◆ **Set task**: Copy out the entries word for word, starting at the line that contains "dialog-title: Đã xác" and ending at the line that contains "Segment this screenshot: for", with both of those lines included.

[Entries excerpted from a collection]

┌────────

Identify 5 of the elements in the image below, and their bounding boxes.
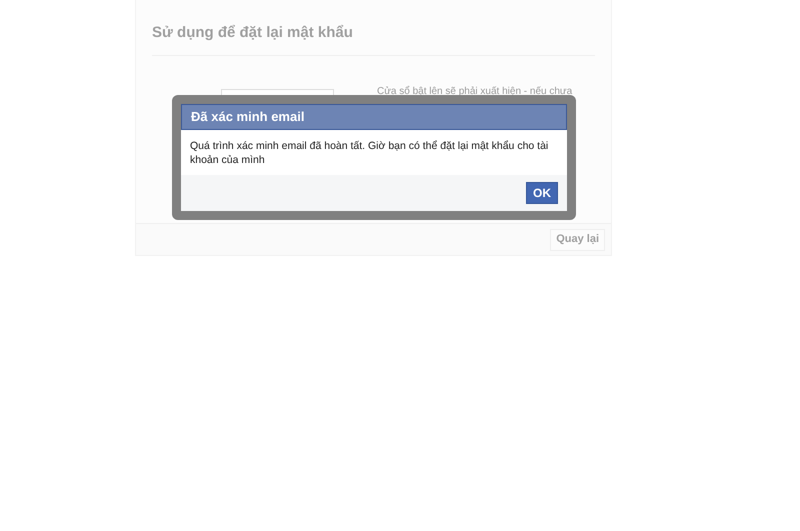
dialog-title: Đã xác minh email [191,108,304,126]
hint-text: Cửa sổ bật lên sẽ phải xuất hiện - nếu chưa [377,86,572,98]
ok-button[interactable]: OK [526,182,558,204]
section-heading: Sử dụng để đặt lại mật khẩu [152,23,354,43]
dialog-message: Quá trình xác minh email đã hoàn tất. Giờ bạn có thể đặt lại mật khẩu cho tài khoản của mình [190,139,550,167]
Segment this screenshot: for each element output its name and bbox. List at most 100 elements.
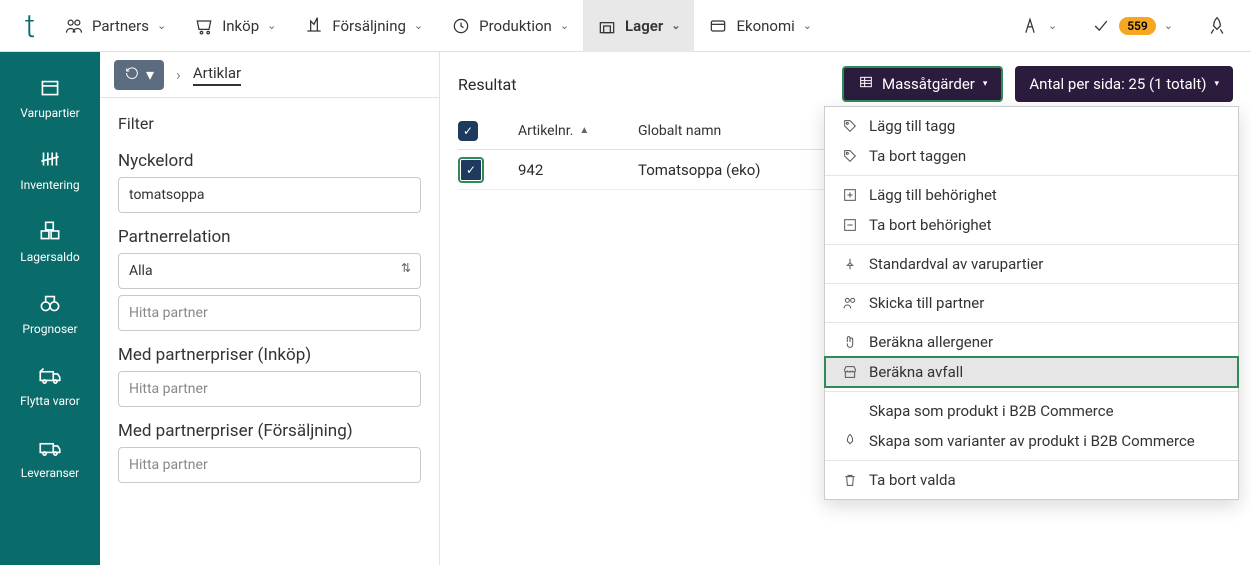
chevron-down-icon: ⌄ [671, 19, 680, 32]
stock-icon [37, 218, 63, 244]
menu-create-product-b2b[interactable]: Skapa som produkt i B2B Commerce [825, 396, 1238, 426]
partnerprice-out-input[interactable] [118, 447, 421, 483]
sidebar-item-label: Varupartier [20, 106, 79, 120]
nav-forsaljning[interactable]: Försäljning ⌄ [290, 0, 437, 52]
chevron-down-icon: ⌄ [267, 19, 276, 32]
sidebar-item-lagersaldo[interactable]: Lagersaldo [0, 206, 100, 278]
economy-icon [708, 16, 728, 36]
sidebar-item-inventering[interactable]: Inventering [0, 134, 100, 206]
binoculars-icon [37, 290, 63, 316]
col-artikelnr[interactable]: Artikelnr. ▲ [518, 123, 638, 139]
filter-column: ▾ › Artiklar Filter Nyckelord Partnerrel… [100, 52, 440, 565]
check-icon [1091, 16, 1111, 36]
pin-icon [841, 255, 859, 273]
history-button[interactable]: ▾ [114, 60, 164, 90]
row-checkbox[interactable]: ✓ [458, 157, 484, 183]
chevron-down-icon: ⌄ [560, 19, 569, 32]
plus-square-icon [841, 186, 859, 204]
nav-launch[interactable] [1193, 0, 1241, 52]
partnerrel-label: Partnerrelation [118, 227, 421, 247]
mass-label: Massåtgärder [882, 75, 975, 93]
nav-inkop[interactable]: Inköp ⌄ [180, 0, 290, 52]
partnerprice-in-input[interactable] [118, 371, 421, 407]
nav-label: Produktion [479, 17, 552, 35]
chevron-down-icon: ▾ [146, 65, 154, 84]
chevron-down-icon: ⌄ [803, 19, 812, 32]
partnerrel-select[interactable]: Alla [118, 253, 421, 289]
nav-label: Försäljning [332, 17, 406, 35]
pager-label: Antal per sida: 25 (1 totalt) [1029, 75, 1206, 93]
tally-icon [37, 146, 63, 172]
menu-send-partner[interactable]: Skicka till partner [825, 288, 1238, 318]
tag-icon [841, 147, 859, 165]
nav-lager[interactable]: Lager ⌄ [583, 0, 694, 52]
mass-actions-button[interactable]: Massåtgärder ▾ [842, 66, 1003, 102]
box-icon [37, 74, 63, 100]
menu-default-batches[interactable]: Standardval av varupartier [825, 249, 1238, 279]
nav-produktion[interactable]: Produktion ⌄ [437, 0, 583, 52]
partnerprice-in-label: Med partnerpriser (Inköp) [118, 345, 421, 365]
sidebar-item-varupartier[interactable]: Varupartier [0, 62, 100, 134]
chevron-down-icon: ▾ [1214, 79, 1219, 89]
task-badge: 559 [1119, 17, 1156, 35]
nav-activity[interactable]: ⌄ [1006, 0, 1071, 52]
chevron-down-icon: ⌄ [157, 19, 166, 32]
chevron-down-icon: ⌄ [1048, 19, 1057, 32]
rocket-icon [1207, 16, 1227, 36]
activity-icon [1020, 16, 1040, 36]
menu-create-variants-b2b[interactable]: Skapa som varianter av produkt i B2B Com… [825, 426, 1238, 456]
tag-icon [841, 117, 859, 135]
menu-remove-tag[interactable]: Ta bort taggen [825, 141, 1238, 171]
cart-icon [194, 16, 214, 36]
menu-remove-permission[interactable]: Ta bort behörighet [825, 210, 1238, 240]
sidebar-item-label: Flytta varor [20, 394, 80, 408]
nav-ekonomi[interactable]: Ekonomi ⌄ [694, 0, 826, 52]
sidebar-item-label: Inventering [20, 178, 79, 192]
nav-tasks[interactable]: 559 ⌄ [1077, 0, 1187, 52]
filter-title: Filter [100, 98, 439, 141]
table-icon [858, 74, 874, 94]
logo: t [10, 7, 50, 45]
select-all-checkbox[interactable]: ✓ [458, 121, 478, 141]
sidebar-item-prognoser[interactable]: Prognoser [0, 278, 100, 350]
send-icon [841, 294, 859, 312]
chevron-down-icon: ⌄ [1164, 19, 1173, 32]
breadcrumb-current: Artiklar [193, 64, 241, 86]
partnerprice-out-label: Med partnerpriser (Försäljning) [118, 421, 421, 441]
truck-icon [37, 434, 63, 460]
nav-items: Partners ⌄ Inköp ⌄ Försäljning ⌄ Produkt… [50, 0, 1006, 52]
chevron-right-icon: › [176, 65, 181, 84]
sidebar-item-flytta[interactable]: Flytta varor [0, 350, 100, 422]
rocket-icon [841, 432, 859, 450]
trash-icon [841, 471, 859, 489]
sidebar-item-label: Lagersaldo [20, 250, 79, 264]
nav-right: ⌄ 559 ⌄ [1006, 0, 1241, 52]
result-column: Resultat Massåtgärder ▾ Antal per sida: … [440, 52, 1251, 565]
rocket-icon [841, 402, 859, 420]
nav-label: Inköp [222, 17, 259, 35]
mass-actions-menu: Lägg till tagg Ta bort taggen Lägg till … [824, 106, 1239, 500]
menu-add-tag[interactable]: Lägg till tagg [825, 111, 1238, 141]
pager-button[interactable]: Antal per sida: 25 (1 totalt) ▾ [1015, 66, 1233, 102]
menu-delete-selected[interactable]: Ta bort valda [825, 465, 1238, 495]
sidebar-item-label: Prognoser [22, 322, 77, 336]
cell-artikelnr: 942 [518, 161, 638, 179]
chevron-down-icon: ⌄ [414, 19, 423, 32]
menu-calc-allergens[interactable]: Beräkna allergener [825, 327, 1238, 357]
menu-calc-waste[interactable]: Beräkna avfall [825, 357, 1238, 387]
sale-icon [304, 16, 324, 36]
nav-partners[interactable]: Partners ⌄ [50, 0, 180, 52]
keyword-label: Nyckelord [118, 151, 421, 171]
partner-search-input[interactable] [118, 295, 421, 331]
sort-icon: ▲ [579, 125, 589, 136]
partners-icon [64, 16, 84, 36]
nav-label: Lager [625, 17, 663, 35]
nav-label: Ekonomi [736, 17, 794, 35]
sidebar-item-leveranser[interactable]: Leveranser [0, 422, 100, 494]
top-nav: t Partners ⌄ Inköp ⌄ Försäljning ⌄ Produ… [0, 0, 1251, 52]
keyword-input[interactable] [118, 177, 421, 213]
menu-add-permission[interactable]: Lägg till behörighet [825, 180, 1238, 210]
history-icon [124, 65, 140, 85]
production-icon [451, 16, 471, 36]
store-icon [841, 363, 859, 381]
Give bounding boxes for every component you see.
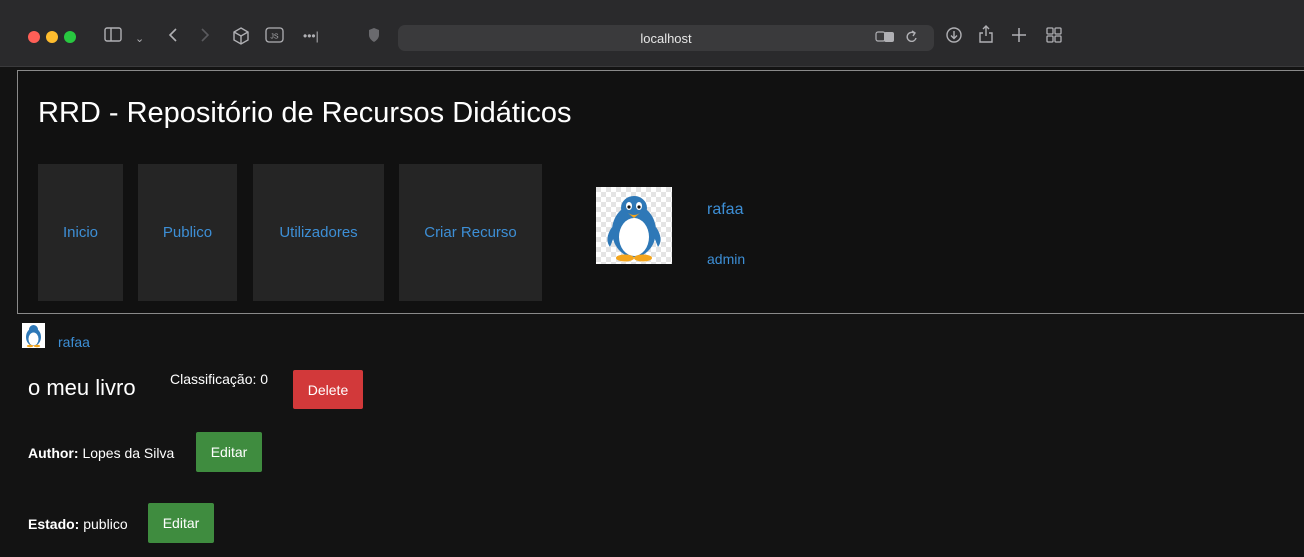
nav-link-inicio[interactable]: Inicio xyxy=(38,164,123,301)
translate-icon[interactable] xyxy=(875,29,897,48)
zoom-window-button[interactable] xyxy=(64,31,76,43)
estado-field-value: publico xyxy=(83,516,128,532)
edit-author-button[interactable]: Editar xyxy=(196,432,262,472)
chevron-left-icon[interactable] xyxy=(167,26,179,50)
shield-icon[interactable] xyxy=(367,26,381,50)
url-text: localhost xyxy=(640,31,692,46)
browser-toolbar: ⌄ JS •••| localhost xyxy=(0,0,1304,67)
author-field: Author: Lopes da Silva xyxy=(28,445,174,461)
author-field-label: Author: xyxy=(28,445,79,461)
nav-link-utilizadores[interactable]: Utilizadores xyxy=(253,164,384,301)
author-username-link[interactable]: rafaa xyxy=(58,334,90,350)
profile-role-link[interactable]: admin xyxy=(707,251,745,267)
edit-estado-button[interactable]: Editar xyxy=(148,503,214,543)
nav-link-criar-recurso[interactable]: Criar Recurso xyxy=(399,164,542,301)
page-content: RRD - Repositório de Recursos Didáticos … xyxy=(0,68,1304,557)
estado-field: Estado: publico xyxy=(28,516,128,532)
ellipsis-icon[interactable]: •••| xyxy=(303,26,319,46)
share-icon[interactable] xyxy=(978,24,994,50)
delete-button[interactable]: Delete xyxy=(293,370,363,409)
chevron-right-icon[interactable] xyxy=(199,26,211,50)
download-icon[interactable] xyxy=(945,26,963,50)
nav-link-publico[interactable]: Publico xyxy=(138,164,237,301)
sidebar-icon[interactable] xyxy=(104,26,124,50)
minimize-window-button[interactable] xyxy=(46,31,58,43)
resource-title: o meu livro xyxy=(28,375,136,400)
cube-icon[interactable] xyxy=(231,26,251,52)
profile-username-link[interactable]: rafaa xyxy=(707,201,743,219)
author-avatar[interactable] xyxy=(22,323,45,348)
js-icon[interactable]: JS xyxy=(265,26,285,50)
address-bar[interactable]: localhost xyxy=(398,25,934,51)
chevron-down-icon[interactable]: ⌄ xyxy=(135,29,144,49)
plus-icon[interactable] xyxy=(1010,26,1028,50)
close-window-button[interactable] xyxy=(28,31,40,43)
svg-text:JS: JS xyxy=(270,34,279,41)
site-header: RRD - Repositório de Recursos Didáticos … xyxy=(17,70,1304,314)
resource-rating: Classificação: 0 xyxy=(170,371,269,387)
estado-field-label: Estado: xyxy=(28,516,80,532)
profile-avatar[interactable] xyxy=(596,187,672,264)
author-field-value: Lopes da Silva xyxy=(82,445,175,461)
reload-icon[interactable] xyxy=(905,29,919,48)
site-title: RRD - Repositório de Recursos Didáticos xyxy=(38,97,572,129)
grid-icon[interactable] xyxy=(1045,26,1063,50)
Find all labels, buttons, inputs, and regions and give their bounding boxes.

└────────

◆ **Solution to this problem**:
dialog-title: Đã xác minh email [191,108,304,126]
hint-text: Cửa sổ bật lên sẽ phải xuất hiện - nếu chưa [377,86,572,98]
ok-button[interactable]: OK [526,182,558,204]
section-heading: Sử dụng để đặt lại mật khẩu [152,23,354,43]
dialog-message: Quá trình xác minh email đã hoàn tất. Giờ bạn có thể đặt lại mật khẩu cho tài khoản của mình [190,139,550,167]
Segment this screenshot: for each element output its name and bbox. List at most 100 elements.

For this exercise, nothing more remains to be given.